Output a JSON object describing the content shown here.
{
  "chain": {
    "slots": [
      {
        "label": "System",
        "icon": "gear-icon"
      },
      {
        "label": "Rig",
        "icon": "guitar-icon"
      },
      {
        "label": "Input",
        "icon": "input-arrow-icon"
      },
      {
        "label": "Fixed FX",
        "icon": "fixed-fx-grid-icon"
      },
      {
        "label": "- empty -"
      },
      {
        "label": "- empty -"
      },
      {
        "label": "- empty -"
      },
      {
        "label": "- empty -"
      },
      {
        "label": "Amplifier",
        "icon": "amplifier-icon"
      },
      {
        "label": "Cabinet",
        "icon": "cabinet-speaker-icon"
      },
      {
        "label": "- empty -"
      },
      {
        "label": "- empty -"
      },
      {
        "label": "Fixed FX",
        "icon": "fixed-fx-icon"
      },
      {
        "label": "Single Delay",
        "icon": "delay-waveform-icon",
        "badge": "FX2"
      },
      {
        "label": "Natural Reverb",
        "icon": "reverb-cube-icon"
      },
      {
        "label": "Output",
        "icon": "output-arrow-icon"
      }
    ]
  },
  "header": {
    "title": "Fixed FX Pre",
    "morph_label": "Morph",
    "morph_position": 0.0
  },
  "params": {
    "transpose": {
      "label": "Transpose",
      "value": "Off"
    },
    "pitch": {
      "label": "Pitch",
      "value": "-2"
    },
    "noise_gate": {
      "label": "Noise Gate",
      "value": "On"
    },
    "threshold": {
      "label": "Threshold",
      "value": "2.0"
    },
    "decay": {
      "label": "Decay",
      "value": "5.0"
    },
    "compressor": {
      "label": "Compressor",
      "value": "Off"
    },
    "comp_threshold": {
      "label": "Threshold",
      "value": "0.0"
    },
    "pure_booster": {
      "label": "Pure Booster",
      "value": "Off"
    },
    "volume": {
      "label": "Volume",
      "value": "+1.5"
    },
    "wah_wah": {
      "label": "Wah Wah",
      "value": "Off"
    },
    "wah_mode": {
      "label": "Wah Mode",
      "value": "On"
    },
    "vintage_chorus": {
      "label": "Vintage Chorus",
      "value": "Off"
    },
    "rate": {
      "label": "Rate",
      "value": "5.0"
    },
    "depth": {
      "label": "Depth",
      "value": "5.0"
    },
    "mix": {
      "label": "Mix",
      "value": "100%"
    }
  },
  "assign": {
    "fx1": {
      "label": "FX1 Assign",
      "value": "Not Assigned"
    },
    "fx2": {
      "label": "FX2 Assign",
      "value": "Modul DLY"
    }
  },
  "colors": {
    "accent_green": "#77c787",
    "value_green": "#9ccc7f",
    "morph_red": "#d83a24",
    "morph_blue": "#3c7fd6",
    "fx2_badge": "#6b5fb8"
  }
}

********************

What is being asked:
Restate all of the entries exactly, please.

Task result:
Output a JSON object describing the content shown here.
{
  "chain": {
    "slots": [
      {
        "label": "System",
        "icon": "gear-icon"
      },
      {
        "label": "Rig",
        "icon": "guitar-icon"
      },
      {
        "label": "Input",
        "icon": "input-arrow-icon"
      },
      {
        "label": "Fixed FX",
        "icon": "fixed-fx-grid-icon"
      },
      {
        "label": "- empty -"
      },
      {
        "label": "- empty -"
      },
      {
        "label": "- empty -"
      },
      {
        "label": "- empty -"
      },
      {
        "label": "Amplifier",
        "icon": "amplifier-icon"
      },
      {
        "label": "Cabinet",
        "icon": "cabinet-speaker-icon"
      },
      {
        "label": "- empty -"
      },
      {
        "label": "- empty -"
      },
      {
        "label": "Fixed FX",
        "icon": "fixed-fx-icon"
      },
      {
        "label": "Single Delay",
        "icon": "delay-waveform-icon",
        "badge": "FX2"
      },
      {
        "label": "Natural Reverb",
        "icon": "reverb-cube-icon"
      },
      {
        "label": "Output",
        "icon": "output-arrow-icon"
      }
    ]
  },
  "header": {
    "title": "Fixed FX Pre",
    "morph_label": "Morph",
    "morph_position": 0.0
  },
  "params": {
    "transpose": {
      "label": "Transpose",
      "value": "Off"
    },
    "pitch": {
      "label": "Pitch",
      "value": "-2"
    },
    "noise_gate": {
      "label": "Noise Gate",
      "value": "On"
    },
    "threshold": {
      "label": "Threshold",
      "value": "2.0"
    },
    "decay": {
      "label": "Decay",
      "value": "5.0"
    },
    "compressor": {
      "label": "Compressor",
      "value": "Off"
    },
    "comp_threshold": {
      "label": "Threshold",
      "value": "0.0"
    },
    "pure_booster": {
      "label": "Pure Booster",
      "value": "Off"
    },
    "volume": {
      "label": "Volume",
      "value": "+1.5"
    },
    "wah_wah": {
      "label": "Wah Wah",
      "value": "Off"
    },
    "wah_mode": {
      "label": "Wah Mode",
      "value": "On"
    },
    "vintage_chorus": {
      "label": "Vintage Chorus",
      "value": "Off"
    },
    "rate": {
      "label": "Rate",
      "value": "5.0"
    },
    "depth": {
      "label": "Depth",
      "value": "5.0"
    },
    "mix": {
      "label": "Mix",
      "value": "100%"
    }
  },
  "assign": {
    "fx1": {
      "label": "FX1 Assign",
      "value": "Not Assigned"
    },
    "fx2": {
      "label": "FX2 Assign",
      "value": "Modul DLY"
    }
  },
  "colors": {
    "accent_green": "#77c787",
    "value_green": "#9ccc7f",
    "morph_red": "#d83a24",
    "morph_blue": "#3c7fd6",
    "fx2_badge": "#6b5fb8"
  }
}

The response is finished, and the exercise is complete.